▶ [WHAT TO PRODUCE]
Copy all of the material exactly. Pictures are not to appear in the copy.

▶ [RAW DATA]
****************************************

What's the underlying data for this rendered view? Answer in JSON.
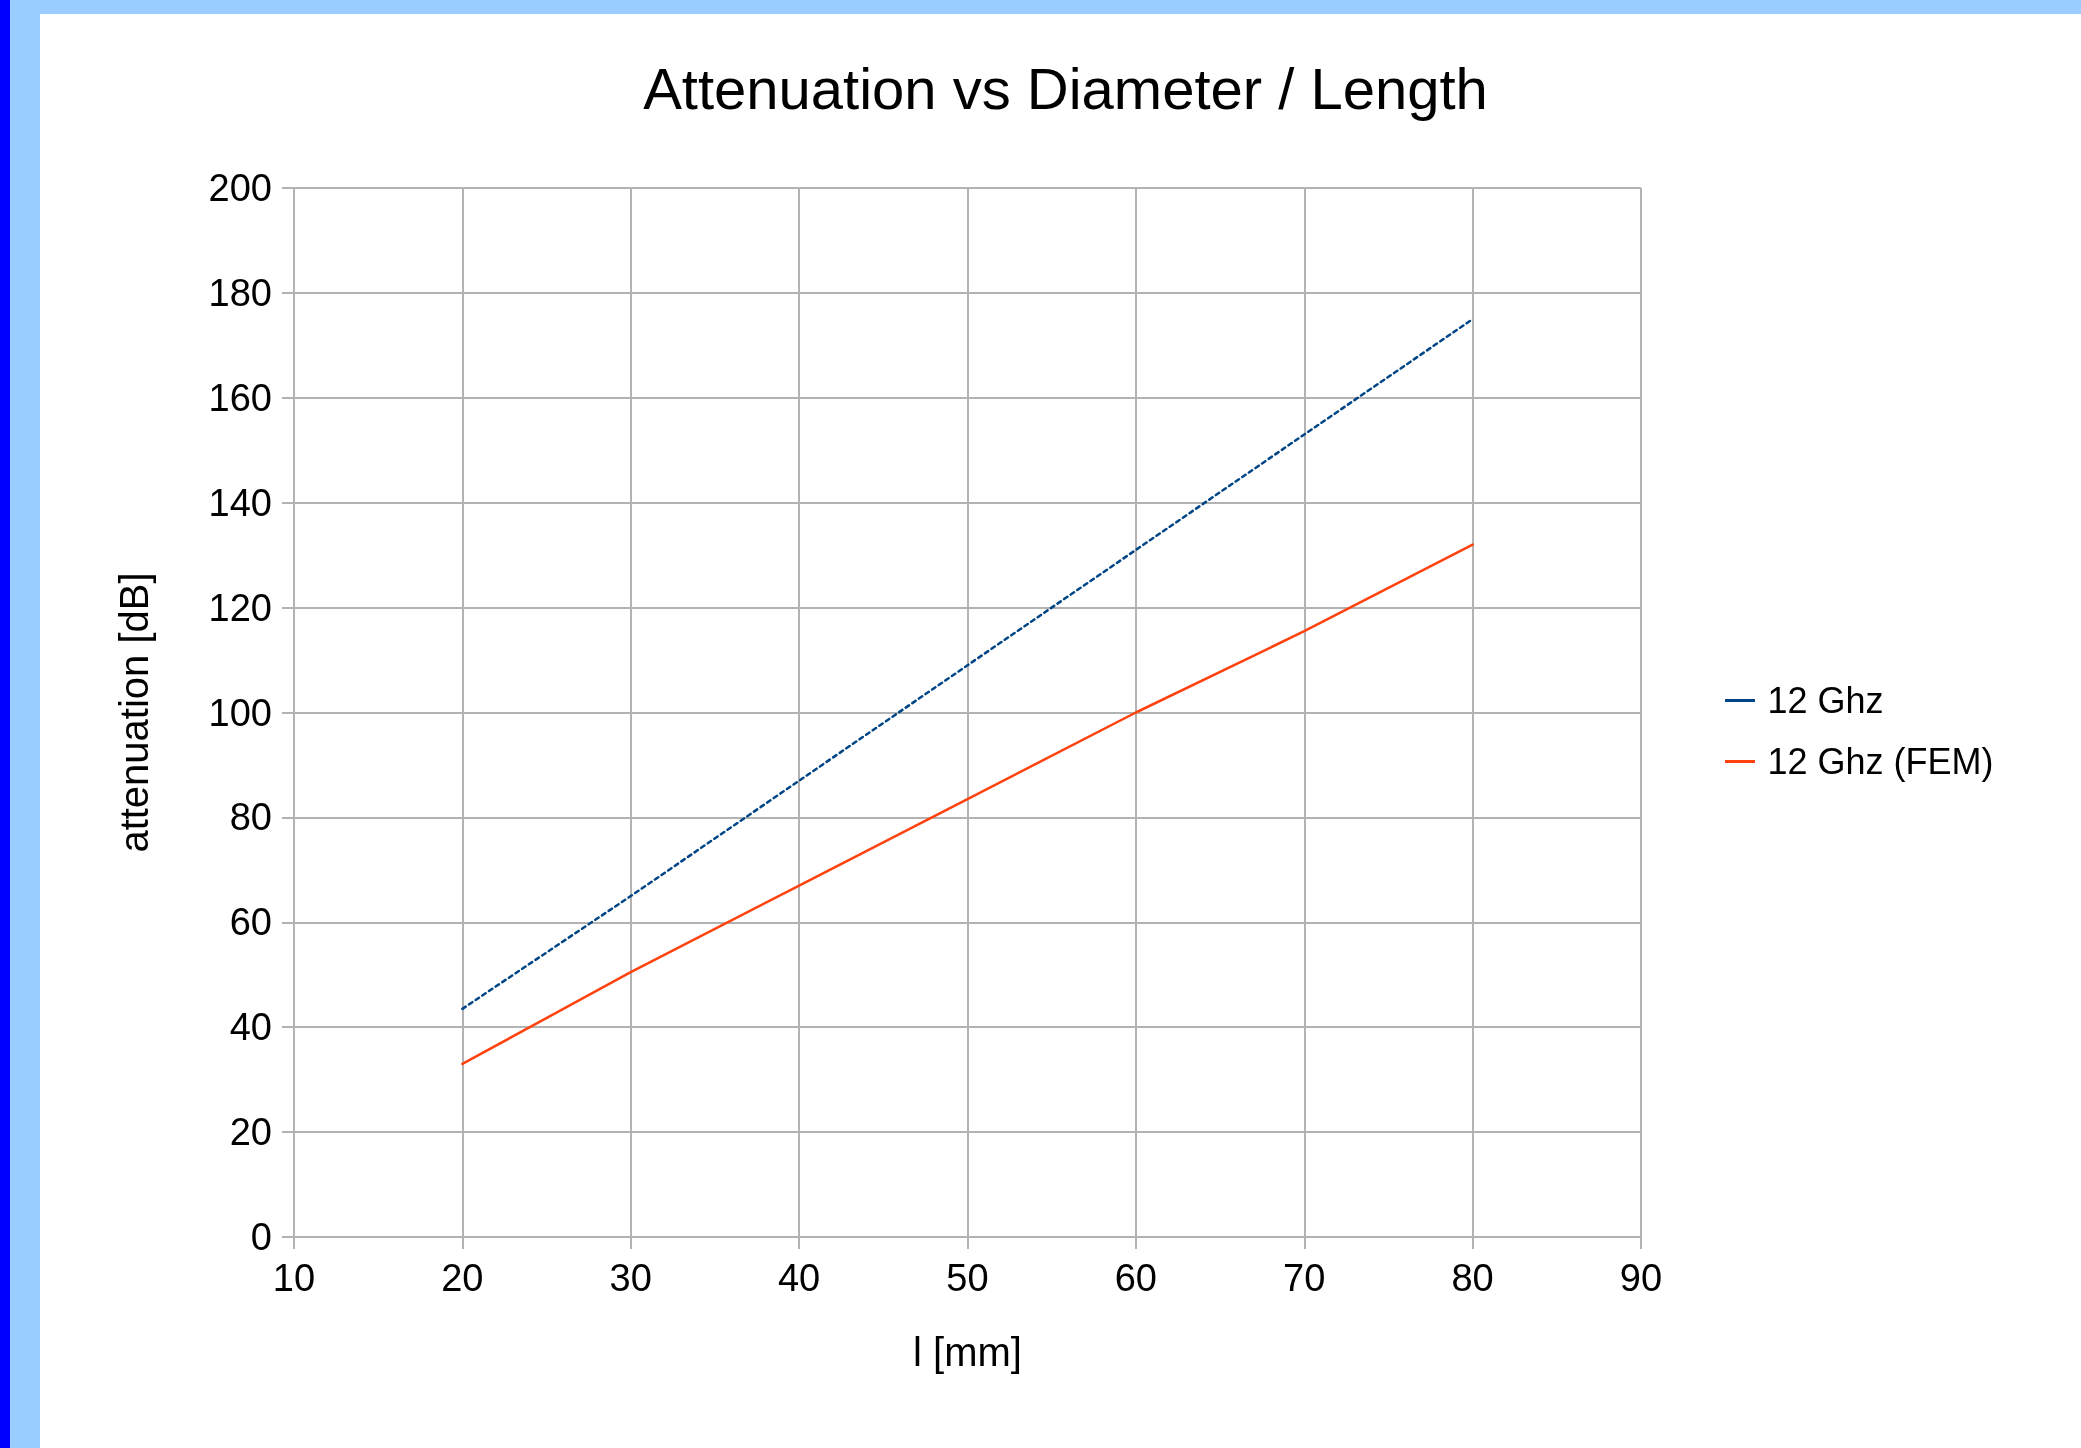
{
  "chart_data": {
    "type": "line",
    "title": "Attenuation vs Diameter / Length",
    "xlabel": "l [mm]",
    "ylabel": "attenuation [dB]",
    "x": [
      20,
      30,
      40,
      50,
      60,
      70,
      80
    ],
    "series": [
      {
        "name": "12 Ghz",
        "color": "#004586",
        "line_style": "dashed",
        "values": [
          43.5,
          65,
          87,
          109,
          131,
          153,
          175
        ]
      },
      {
        "name": "12 Ghz (FEM)",
        "color": "#ff420e",
        "line_style": "solid",
        "values": [
          33,
          50.5,
          67,
          83.5,
          100,
          115.5,
          132
        ]
      }
    ],
    "xlim": [
      10,
      90
    ],
    "xticks": [
      10,
      20,
      30,
      40,
      50,
      60,
      70,
      80,
      90
    ],
    "ylim": [
      0,
      200
    ],
    "yticks": [
      0,
      20,
      40,
      60,
      80,
      100,
      120,
      140,
      160,
      180,
      200
    ],
    "grid": true,
    "legend": "right",
    "marker": "none"
  }
}
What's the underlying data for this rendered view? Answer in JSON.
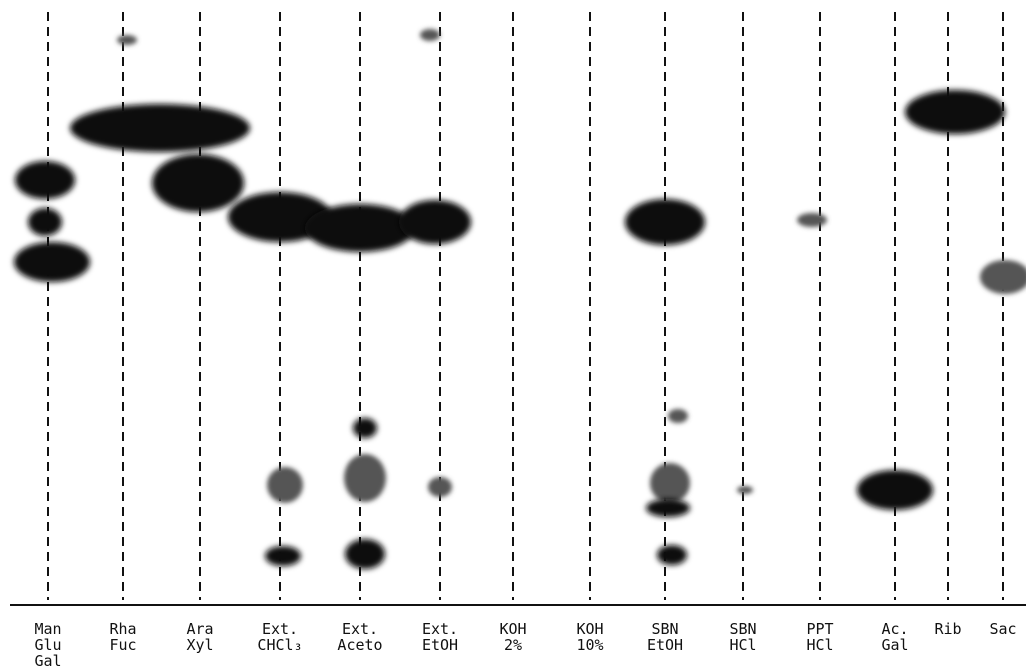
{
  "lanes": [
    {
      "label": [
        "Man",
        "Glu",
        "Gal"
      ]
    },
    {
      "label": [
        "Rha",
        "Fuc"
      ]
    },
    {
      "label": [
        "Ara",
        "Xyl"
      ]
    },
    {
      "label": [
        "Ext.",
        "CHCl₃"
      ]
    },
    {
      "label": [
        "Ext.",
        "Aceto"
      ]
    },
    {
      "label": [
        "Ext.",
        "EtOH"
      ]
    },
    {
      "label": [
        "KOH",
        "2%"
      ]
    },
    {
      "label": [
        "KOH",
        "10%"
      ]
    },
    {
      "label": [
        "SBN",
        "EtOH"
      ]
    },
    {
      "label": [
        "SBN",
        "HCl"
      ]
    },
    {
      "label": [
        "PPT",
        "HCl"
      ]
    },
    {
      "label": [
        "Ac.",
        "Gal"
      ]
    },
    {
      "label": [
        "Rib"
      ]
    },
    {
      "label": [
        "Sac"
      ]
    }
  ]
}
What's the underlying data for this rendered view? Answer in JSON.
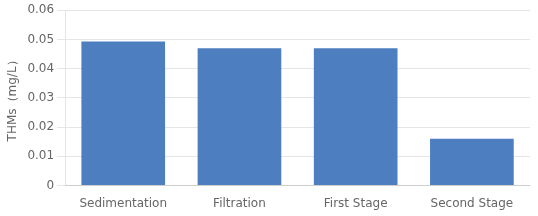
{
  "chart_data": {
    "type": "bar",
    "ylabel": "THMs（mg/L）",
    "categories": [
      "Sedimentation",
      "Filtration",
      "First Stage",
      "Second Stage"
    ],
    "values": [
      0.0493,
      0.047,
      0.047,
      0.016
    ],
    "color": "#4D7EBF",
    "ylim": [
      0,
      0.06
    ],
    "yticks": [
      0,
      0.01,
      0.02,
      0.03,
      0.04,
      0.05,
      0.06
    ],
    "grid": true
  }
}
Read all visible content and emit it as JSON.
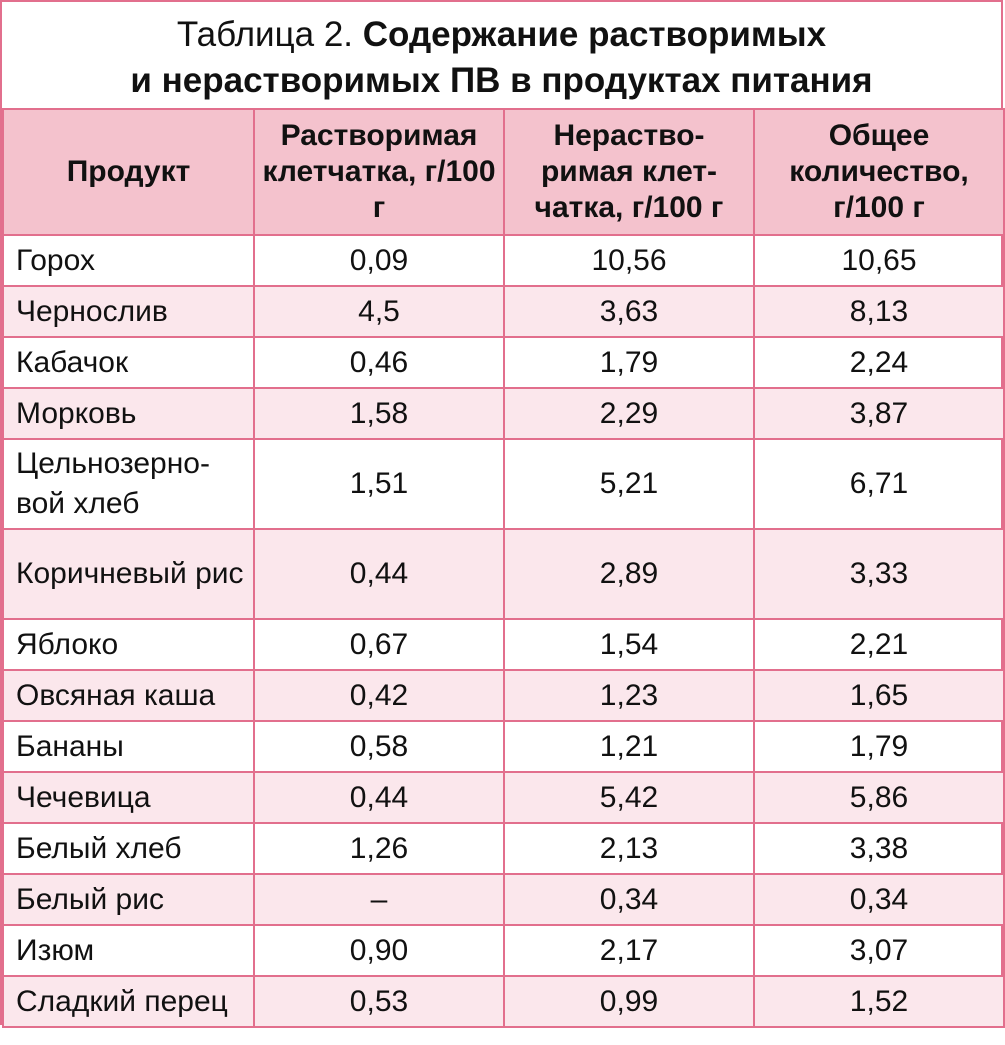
{
  "caption": {
    "prefix": "Таблица 2.",
    "title_line1": "Содержание растворимых",
    "title_line2": "и нерастворимых ПВ в продуктах питания"
  },
  "headers": [
    "Продукт",
    "Растворимая клетчатка, г/100 г",
    "Нераство-римая клет-чатка, г/100 г",
    "Общее количество, г/100 г"
  ],
  "rows": [
    {
      "product": "Горох",
      "soluble": "0,09",
      "insoluble": "10,56",
      "total": "10,65"
    },
    {
      "product": "Чернослив",
      "soluble": "4,5",
      "insoluble": "3,63",
      "total": "8,13"
    },
    {
      "product": "Кабачок",
      "soluble": "0,46",
      "insoluble": "1,79",
      "total": "2,24"
    },
    {
      "product": "Морковь",
      "soluble": "1,58",
      "insoluble": "2,29",
      "total": "3,87"
    },
    {
      "product": "Цельнозерно-вой хлеб",
      "soluble": "1,51",
      "insoluble": "5,21",
      "total": "6,71"
    },
    {
      "product": "Коричневый рис",
      "soluble": "0,44",
      "insoluble": "2,89",
      "total": "3,33"
    },
    {
      "product": "Яблоко",
      "soluble": "0,67",
      "insoluble": "1,54",
      "total": "2,21"
    },
    {
      "product": "Овсяная каша",
      "soluble": "0,42",
      "insoluble": "1,23",
      "total": "1,65"
    },
    {
      "product": "Бананы",
      "soluble": "0,58",
      "insoluble": "1,21",
      "total": "1,79"
    },
    {
      "product": "Чечевица",
      "soluble": "0,44",
      "insoluble": "5,42",
      "total": "5,86"
    },
    {
      "product": "Белый хлеб",
      "soluble": "1,26",
      "insoluble": "2,13",
      "total": "3,38"
    },
    {
      "product": "Белый рис",
      "soluble": "–",
      "insoluble": "0,34",
      "total": "0,34"
    },
    {
      "product": "Изюм",
      "soluble": "0,90",
      "insoluble": "2,17",
      "total": "3,07"
    },
    {
      "product": "Сладкий перец",
      "soluble": "0,53",
      "insoluble": "0,99",
      "total": "1,52"
    }
  ],
  "colors": {
    "border": "#e26f8d",
    "header_bg": "#f4c2cd",
    "alt_row_bg": "#fbe7ec"
  }
}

****************************************

▶ [FULL ANSWER]
What's the underlying data for this rendered view? Answer in JSON.
{
  "chart_data": {
    "type": "line",
    "title": "Attenuation vs Diameter / Length",
    "xlabel": "l [mm]",
    "ylabel": "attenuation [dB]",
    "x": [
      20,
      30,
      40,
      50,
      60,
      70,
      80
    ],
    "series": [
      {
        "name": "12 Ghz",
        "color": "#004586",
        "line_style": "dashed",
        "values": [
          43.5,
          65,
          87,
          109,
          131,
          153,
          175
        ]
      },
      {
        "name": "12 Ghz (FEM)",
        "color": "#ff420e",
        "line_style": "solid",
        "values": [
          33,
          50.5,
          67,
          83.5,
          100,
          115.5,
          132
        ]
      }
    ],
    "xlim": [
      10,
      90
    ],
    "xticks": [
      10,
      20,
      30,
      40,
      50,
      60,
      70,
      80,
      90
    ],
    "ylim": [
      0,
      200
    ],
    "yticks": [
      0,
      20,
      40,
      60,
      80,
      100,
      120,
      140,
      160,
      180,
      200
    ],
    "grid": true,
    "legend": "right",
    "marker": "none"
  }
}
What's the underlying data for this rendered view? Answer in JSON.
{
  "lanes": [
    {
      "label": [
        "Man",
        "Glu",
        "Gal"
      ]
    },
    {
      "label": [
        "Rha",
        "Fuc"
      ]
    },
    {
      "label": [
        "Ara",
        "Xyl"
      ]
    },
    {
      "label": [
        "Ext.",
        "CHCl₃"
      ]
    },
    {
      "label": [
        "Ext.",
        "Aceto"
      ]
    },
    {
      "label": [
        "Ext.",
        "EtOH"
      ]
    },
    {
      "label": [
        "KOH",
        "2%"
      ]
    },
    {
      "label": [
        "KOH",
        "10%"
      ]
    },
    {
      "label": [
        "SBN",
        "EtOH"
      ]
    },
    {
      "label": [
        "SBN",
        "HCl"
      ]
    },
    {
      "label": [
        "PPT",
        "HCl"
      ]
    },
    {
      "label": [
        "Ac.",
        "Gal"
      ]
    },
    {
      "label": [
        "Rib"
      ]
    },
    {
      "label": [
        "Sac"
      ]
    }
  ]
}
What's the underlying data for this rendered view? Answer in JSON.
{
  "chart_data": {
    "type": "bar",
    "ylabel": "THMs（mg/L）",
    "categories": [
      "Sedimentation",
      "Filtration",
      "First Stage",
      "Second Stage"
    ],
    "values": [
      0.0493,
      0.047,
      0.047,
      0.016
    ],
    "color": "#4D7EBF",
    "ylim": [
      0,
      0.06
    ],
    "yticks": [
      0,
      0.01,
      0.02,
      0.03,
      0.04,
      0.05,
      0.06
    ],
    "grid": true
  }
}
Read all visible content and emit it as JSON.
{
  "caption": {
    "prefix": "Таблица 2.",
    "title_line1": "Содержание растворимых",
    "title_line2": "и нерастворимых ПВ в продуктах питания"
  },
  "headers": [
    "Продукт",
    "Растворимая клетчатка, г/100 г",
    "Нераство-римая клет-чатка, г/100 г",
    "Общее количество, г/100 г"
  ],
  "rows": [
    {
      "product": "Горох",
      "soluble": "0,09",
      "insoluble": "10,56",
      "total": "10,65"
    },
    {
      "product": "Чернослив",
      "soluble": "4,5",
      "insoluble": "3,63",
      "total": "8,13"
    },
    {
      "product": "Кабачок",
      "soluble": "0,46",
      "insoluble": "1,79",
      "total": "2,24"
    },
    {
      "product": "Морковь",
      "soluble": "1,58",
      "insoluble": "2,29",
      "total": "3,87"
    },
    {
      "product": "Цельнозерно-вой хлеб",
      "soluble": "1,51",
      "insoluble": "5,21",
      "total": "6,71"
    },
    {
      "product": "Коричневый рис",
      "soluble": "0,44",
      "insoluble": "2,89",
      "total": "3,33"
    },
    {
      "product": "Яблоко",
      "soluble": "0,67",
      "insoluble": "1,54",
      "total": "2,21"
    },
    {
      "product": "Овсяная каша",
      "soluble": "0,42",
      "insoluble": "1,23",
      "total": "1,65"
    },
    {
      "product": "Бананы",
      "soluble": "0,58",
      "insoluble": "1,21",
      "total": "1,79"
    },
    {
      "product": "Чечевица",
      "soluble": "0,44",
      "insoluble": "5,42",
      "total": "5,86"
    },
    {
      "product": "Белый хлеб",
      "soluble": "1,26",
      "insoluble": "2,13",
      "total": "3,38"
    },
    {
      "product": "Белый рис",
      "soluble": "–",
      "insoluble": "0,34",
      "total": "0,34"
    },
    {
      "product": "Изюм",
      "soluble": "0,90",
      "insoluble": "2,17",
      "total": "3,07"
    },
    {
      "product": "Сладкий перец",
      "soluble": "0,53",
      "insoluble": "0,99",
      "total": "1,52"
    }
  ],
  "colors": {
    "border": "#e26f8d",
    "header_bg": "#f4c2cd",
    "alt_row_bg": "#fbe7ec"
  }
}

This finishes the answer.